:: PROBLEM STATEMENT ::
Write out each record below exactly as it appears, with no pictures.

━━━━━━━━━━

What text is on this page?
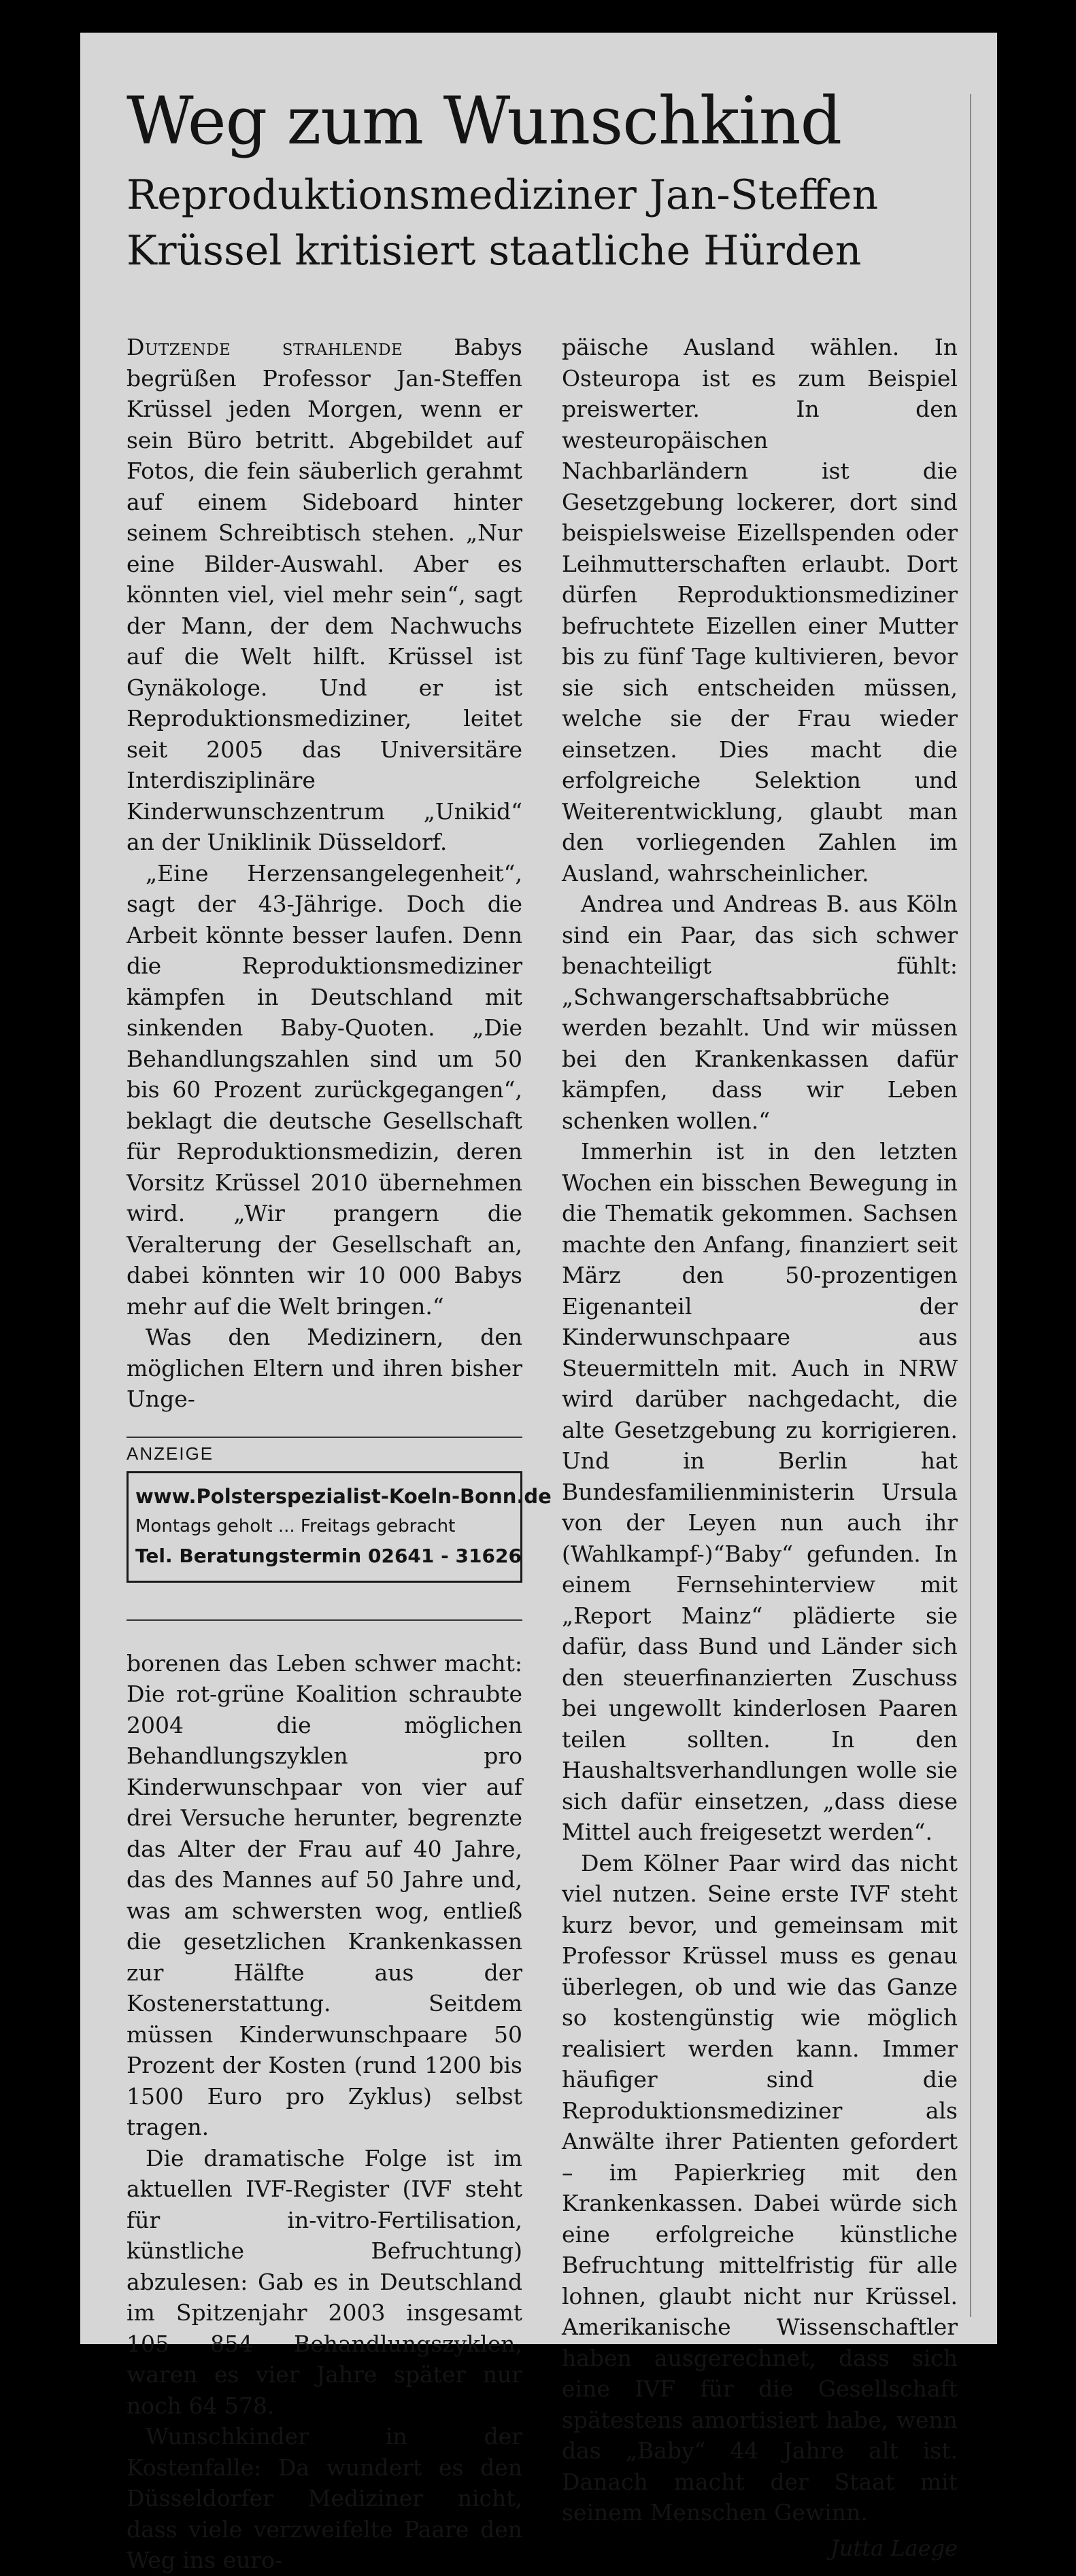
Weg zum Wunschkind
Reproduktionsmediziner Jan-Steffen
Krüssel kritisiert staatliche Hürden

Dutzende strahlende Babys begrüßen Professor Jan-Steffen Krüssel jeden Morgen, wenn er sein Büro betritt. Abgebildet auf Fotos, die fein säuberlich gerahmt auf einem Sideboard hinter seinem Schreibtisch stehen. „Nur eine Bilder-Auswahl. Aber es könnten viel, viel mehr sein“, sagt der Mann, der dem Nachwuchs auf die Welt hilft. Krüssel ist Gynäkologe. Und er ist Reproduktionsmediziner, leitet seit 2005 das Universitäre Interdisziplinäre Kinderwunschzentrum „Unikid“ an der Uniklinik Düsseldorf.

„Eine Herzensangelegenheit“, sagt der 43-Jährige. Doch die Arbeit könnte besser laufen. Denn die Reproduktionsmediziner kämpfen in Deutschland mit sinkenden Baby-Quoten. „Die Behandlungszahlen sind um 50 bis 60 Prozent zurückgegangen“, beklagt die deutsche Gesellschaft für Reproduktionsmedizin, deren Vorsitz Krüssel 2010 übernehmen wird. „Wir prangern die Veralterung der Gesellschaft an, dabei könnten wir 10 000 Babys mehr auf die Welt bringen.“

Was den Medizinern, den möglichen Eltern und ihren bisher Unge-

ANZEIGE
www.Polsterspezialist-Koeln-Bonn.de
Montags geholt ... Freitags gebracht
Tel. Beratungstermin 02641 - 31626

borenen das Leben schwer macht: Die rot-grüne Koalition schraubte 2004 die möglichen Behandlungszyklen pro Kinderwunschpaar von vier auf drei Versuche herunter, begrenzte das Alter der Frau auf 40 Jahre, das des Mannes auf 50 Jahre und, was am schwersten wog, entließ die gesetzlichen Krankenkassen zur Hälfte aus der Kostenerstattung. Seitdem müssen Kinderwunschpaare 50 Prozent der Kosten (rund 1200 bis 1500 Euro pro Zyklus) selbst tragen.

Die dramatische Folge ist im aktuellen IVF-Register (IVF steht für in-vitro-Fertilisation, künstliche Befruchtung) abzulesen: Gab es in Deutschland im Spitzenjahr 2003 insgesamt 105 854 Behandlungszyklen, waren es vier Jahre später nur noch 64 578.

Wunschkinder in der Kostenfalle: Da wundert es den Düsseldorfer Mediziner nicht, dass viele verzweifelte Paare den Weg ins euro-

päische Ausland wählen. In Osteuropa ist es zum Beispiel preiswerter. In den westeuropäischen Nachbarländern ist die Gesetzgebung lockerer, dort sind beispielsweise Eizellspenden oder Leihmutterschaften erlaubt. Dort dürfen Reproduktionsmediziner befruchtete Eizellen einer Mutter bis zu fünf Tage kultivieren, bevor sie sich entscheiden müssen, welche sie der Frau wieder einsetzen. Dies macht die erfolgreiche Selektion und Weiterentwicklung, glaubt man den vorliegenden Zahlen im Ausland, wahrscheinlicher.

Andrea und Andreas B. aus Köln sind ein Paar, das sich schwer benachteiligt fühlt: „Schwangerschaftsabbrüche werden bezahlt. Und wir müssen bei den Krankenkassen dafür kämpfen, dass wir Leben schenken wollen.“

Immerhin ist in den letzten Wochen ein bisschen Bewegung in die Thematik gekommen. Sachsen machte den Anfang, finanziert seit März den 50-prozentigen Eigenanteil der Kinderwunschpaare aus Steuermitteln mit. Auch in NRW wird darüber nachgedacht, die alte Gesetzgebung zu korrigieren. Und in Berlin hat Bundesfamilienministerin Ursula von der Leyen nun auch ihr (Wahlkampf-)“Baby“ gefunden. In einem Fernsehinterview mit „Report Mainz“ plädierte sie dafür, dass Bund und Länder sich den steuerfinanzierten Zuschuss bei ungewollt kinderlosen Paaren teilen sollten. In den Haushaltsverhandlungen wolle sie sich dafür einsetzen, „dass diese Mittel auch freigesetzt werden“.

Dem Kölner Paar wird das nicht viel nutzen. Seine erste IVF steht kurz bevor, und gemeinsam mit Professor Krüssel muss es genau überlegen, ob und wie das Ganze so kostengünstig wie möglich realisiert werden kann. Immer häufiger sind die Reproduktionsmediziner als Anwälte ihrer Patienten gefordert – im Papierkrieg mit den Krankenkassen. Dabei würde sich eine erfolgreiche künstliche Befruchtung mittelfristig für alle lohnen, glaubt nicht nur Krüssel. Amerikanische Wissenschaftler haben ausgerechnet, dass sich eine IVF für die Gesellschaft spätestens amortisiert habe, wenn das „Baby“ 44 Jahre alt ist. Danach macht der Staat mit seinem Menschen Gewinn.

Jutta Laege
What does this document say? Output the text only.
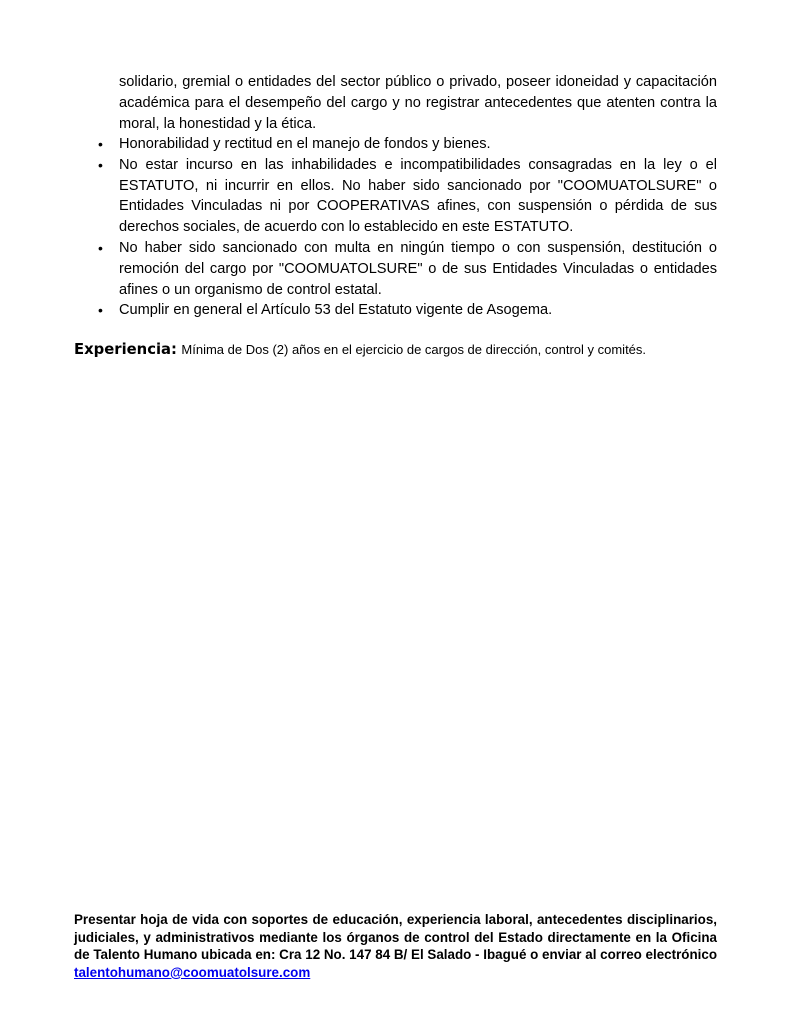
solidario, gremial o entidades del sector público o privado, poseer idoneidad y capacitación académica para el desempeño del cargo y no registrar antecedentes que atenten contra la moral, la honestidad y la ética.

• Honorabilidad y rectitud en el manejo de fondos y bienes.
• No estar incurso en las inhabilidades e incompatibilidades consagradas en la ley o el ESTATUTO, ni incurrir en ellos. No haber sido sancionado por "COOMUATOLSURE" o Entidades Vinculadas ni por COOPERATIVAS afines, con suspensión o pérdida de sus derechos sociales, de acuerdo con lo establecido en este ESTATUTO.
• No haber sido sancionado con multa en ningún tiempo o con suspensión, destitución o remoción del cargo por "COOMUATOLSURE" o de sus Entidades Vinculadas o entidades afines o un organismo de control estatal.
• Cumplir en general el Artículo 53 del Estatuto vigente de Asogema.

Experiencia: Mínima de Dos (2) años en el ejercicio de cargos de dirección, control y comités.

Presentar hoja de vida con soportes de educación, experiencia laboral, antecedentes disciplinarios, judiciales, y administrativos mediante los órganos de control del Estado directamente en la Oficina de Talento Humano ubicada en: Cra 12 No. 147 84 B/ El Salado - Ibagué o enviar al correo electrónico talentohumano@coomuatolsure.com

━━━━━━━━━━

:: IN RESPONSE ::
What text is on this page?
Weg zum Wunschkind
Reproduktionsmediziner Jan-Steffen
Krüssel kritisiert staatliche Hürden

Dutzende strahlende Babys begrüßen Professor Jan-Steffen Krüssel jeden Morgen, wenn er sein Büro betritt. Abgebildet auf Fotos, die fein säuberlich gerahmt auf einem Sideboard hinter seinem Schreibtisch stehen. „Nur eine Bilder-Auswahl. Aber es könnten viel, viel mehr sein“, sagt der Mann, der dem Nachwuchs auf die Welt hilft. Krüssel ist Gynäkologe. Und er ist Reproduktionsmediziner, leitet seit 2005 das Universitäre Interdisziplinäre Kinderwunschzentrum „Unikid“ an der Uniklinik Düsseldorf.

„Eine Herzensangelegenheit“, sagt der 43-Jährige. Doch die Arbeit könnte besser laufen. Denn die Reproduktionsmediziner kämpfen in Deutschland mit sinkenden Baby-Quoten. „Die Behandlungszahlen sind um 50 bis 60 Prozent zurückgegangen“, beklagt die deutsche Gesellschaft für Reproduktionsmedizin, deren Vorsitz Krüssel 2010 übernehmen wird. „Wir prangern die Veralterung der Gesellschaft an, dabei könnten wir 10 000 Babys mehr auf die Welt bringen.“

Was den Medizinern, den möglichen Eltern und ihren bisher Unge-

ANZEIGE
www.Polsterspezialist-Koeln-Bonn.de
Montags geholt ... Freitags gebracht
Tel. Beratungstermin 02641 - 31626

borenen das Leben schwer macht: Die rot-grüne Koalition schraubte 2004 die möglichen Behandlungszyklen pro Kinderwunschpaar von vier auf drei Versuche herunter, begrenzte das Alter der Frau auf 40 Jahre, das des Mannes auf 50 Jahre und, was am schwersten wog, entließ die gesetzlichen Krankenkassen zur Hälfte aus der Kostenerstattung. Seitdem müssen Kinderwunschpaare 50 Prozent der Kosten (rund 1200 bis 1500 Euro pro Zyklus) selbst tragen.

Die dramatische Folge ist im aktuellen IVF-Register (IVF steht für in-vitro-Fertilisation, künstliche Befruchtung) abzulesen: Gab es in Deutschland im Spitzenjahr 2003 insgesamt 105 854 Behandlungszyklen, waren es vier Jahre später nur noch 64 578.

Wunschkinder in der Kostenfalle: Da wundert es den Düsseldorfer Mediziner nicht, dass viele verzweifelte Paare den Weg ins euro-

päische Ausland wählen. In Osteuropa ist es zum Beispiel preiswerter. In den westeuropäischen Nachbarländern ist die Gesetzgebung lockerer, dort sind beispielsweise Eizellspenden oder Leihmutterschaften erlaubt. Dort dürfen Reproduktionsmediziner befruchtete Eizellen einer Mutter bis zu fünf Tage kultivieren, bevor sie sich entscheiden müssen, welche sie der Frau wieder einsetzen. Dies macht die erfolgreiche Selektion und Weiterentwicklung, glaubt man den vorliegenden Zahlen im Ausland, wahrscheinlicher.

Andrea und Andreas B. aus Köln sind ein Paar, das sich schwer benachteiligt fühlt: „Schwangerschaftsabbrüche werden bezahlt. Und wir müssen bei den Krankenkassen dafür kämpfen, dass wir Leben schenken wollen.“

Immerhin ist in den letzten Wochen ein bisschen Bewegung in die Thematik gekommen. Sachsen machte den Anfang, finanziert seit März den 50-prozentigen Eigenanteil der Kinderwunschpaare aus Steuermitteln mit. Auch in NRW wird darüber nachgedacht, die alte Gesetzgebung zu korrigieren. Und in Berlin hat Bundesfamilienministerin Ursula von der Leyen nun auch ihr (Wahlkampf-)“Baby“ gefunden. In einem Fernsehinterview mit „Report Mainz“ plädierte sie dafür, dass Bund und Länder sich den steuerfinanzierten Zuschuss bei ungewollt kinderlosen Paaren teilen sollten. In den Haushaltsverhandlungen wolle sie sich dafür einsetzen, „dass diese Mittel auch freigesetzt werden“.

Dem Kölner Paar wird das nicht viel nutzen. Seine erste IVF steht kurz bevor, und gemeinsam mit Professor Krüssel muss es genau überlegen, ob und wie das Ganze so kostengünstig wie möglich realisiert werden kann. Immer häufiger sind die Reproduktionsmediziner als Anwälte ihrer Patienten gefordert – im Papierkrieg mit den Krankenkassen. Dabei würde sich eine erfolgreiche künstliche Befruchtung mittelfristig für alle lohnen, glaubt nicht nur Krüssel. Amerikanische Wissenschaftler haben ausgerechnet, dass sich eine IVF für die Gesellschaft spätestens amortisiert habe, wenn das „Baby“ 44 Jahre alt ist. Danach macht der Staat mit seinem Menschen Gewinn.

Jutta Laege
What does this document say? Output the text only.
solidario, gremial o entidades del sector público o privado, poseer idoneidad y capacitación académica para el desempeño del cargo y no registrar antecedentes que atenten contra la moral, la honestidad y la ética.

• Honorabilidad y rectitud en el manejo de fondos y bienes.
• No estar incurso en las inhabilidades e incompatibilidades consagradas en la ley o el ESTATUTO, ni incurrir en ellos. No haber sido sancionado por "COOMUATOLSURE" o Entidades Vinculadas ni por COOPERATIVAS afines, con suspensión o pérdida de sus derechos sociales, de acuerdo con lo establecido en este ESTATUTO.
• No haber sido sancionado con multa en ningún tiempo o con suspensión, destitución o remoción del cargo por "COOMUATOLSURE" o de sus Entidades Vinculadas o entidades afines o un organismo de control estatal.
• Cumplir en general el Artículo 53 del Estatuto vigente de Asogema.

Experiencia: Mínima de Dos (2) años en el ejercicio de cargos de dirección, control y comités.

Presentar hoja de vida con soportes de educación, experiencia laboral, antecedentes disciplinarios, judiciales, y administrativos mediante los órganos de control del Estado directamente en la Oficina de Talento Humano ubicada en: Cra 12 No. 147 84 B/ El Salado - Ibagué o enviar al correo electrónico talentohumano@coomuatolsure.com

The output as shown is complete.